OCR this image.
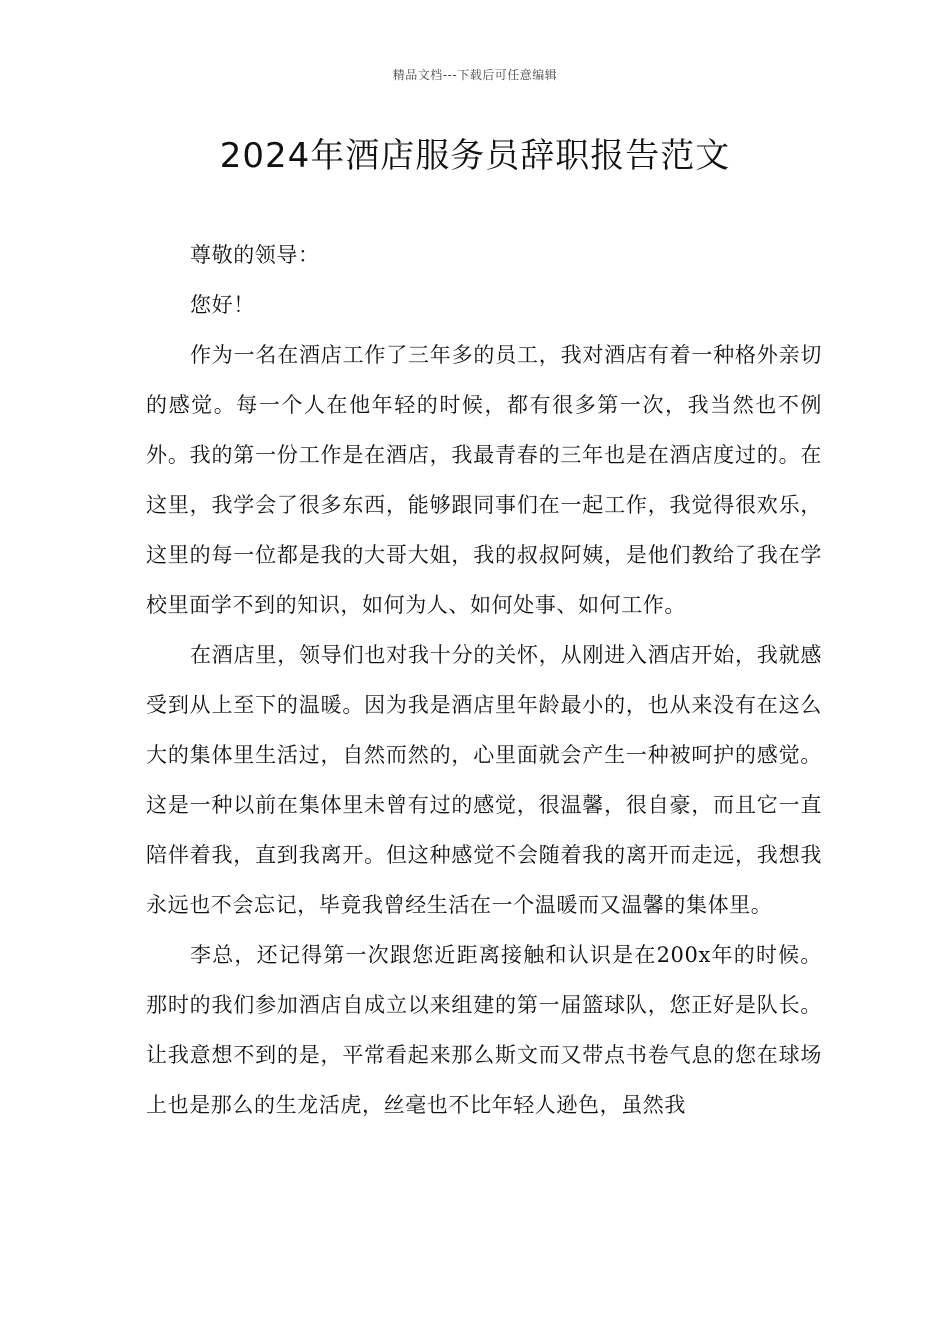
精品文档---下载后可任意编辑
2024年酒店服务员辞职报告范文

尊敬的领导：

您好！

作为一名在酒店工作了三年多的员工，我对酒店有着一种格外亲切的感觉。每一个人在他年轻的时候，都有很多第一次，我当然也不例外。我的第一份工作是在酒店，我最青春的三年也是在酒店度过的。在这里，我学会了很多东西，能够跟同事们在一起工作，我觉得很欢乐，这里的每一位都是我的大哥大姐，我的叔叔阿姨，是他们教给了我在学校里面学不到的知识，如何为人、如何处事、如何工作。

在酒店里，领导们也对我十分的关怀，从刚进入酒店开始，我就感受到从上至下的温暖。因为我是酒店里年龄最小的，也从来没有在这么大的集体里生活过，自然而然的，心里面就会产生一种被呵护的感觉。这是一种以前在集体里未曾有过的感觉，很温馨，很自豪，而且它一直陪伴着我，直到我离开。但这种感觉不会随着我的离开而走远，我想我永远也不会忘记，毕竟我曾经生活在一个温暖而又温馨的集体里。

李总，还记得第一次跟您近距离接触和认识是在200x年的时候。那时的我们参加酒店自成立以来组建的第一届篮球队，您正好是队长。让我意想不到的是，平常看起来那么斯文而又带点书卷气息的您在球场上也是那么的生龙活虎，丝毫也不比年轻人逊色，虽然我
* * * * *
__Short problem__. All of the data above should be quoted exactly, except for the pictures.

__Correct response__.
OCR this image.
精品文档---下载后可任意编辑
2024年酒店服务员辞职报告范文

尊敬的领导：

您好！

作为一名在酒店工作了三年多的员工，我对酒店有着一种格外亲切的感觉。每一个人在他年轻的时候，都有很多第一次，我当然也不例外。我的第一份工作是在酒店，我最青春的三年也是在酒店度过的。在这里，我学会了很多东西，能够跟同事们在一起工作，我觉得很欢乐，这里的每一位都是我的大哥大姐，我的叔叔阿姨，是他们教给了我在学校里面学不到的知识，如何为人、如何处事、如何工作。

在酒店里，领导们也对我十分的关怀，从刚进入酒店开始，我就感受到从上至下的温暖。因为我是酒店里年龄最小的，也从来没有在这么大的集体里生活过，自然而然的，心里面就会产生一种被呵护的感觉。这是一种以前在集体里未曾有过的感觉，很温馨，很自豪，而且它一直陪伴着我，直到我离开。但这种感觉不会随着我的离开而走远，我想我永远也不会忘记，毕竟我曾经生活在一个温暖而又温馨的集体里。

李总，还记得第一次跟您近距离接触和认识是在200x年的时候。那时的我们参加酒店自成立以来组建的第一届篮球队，您正好是队长。让我意想不到的是，平常看起来那么斯文而又带点书卷气息的您在球场上也是那么的生龙活虎，丝毫也不比年轻人逊色，虽然我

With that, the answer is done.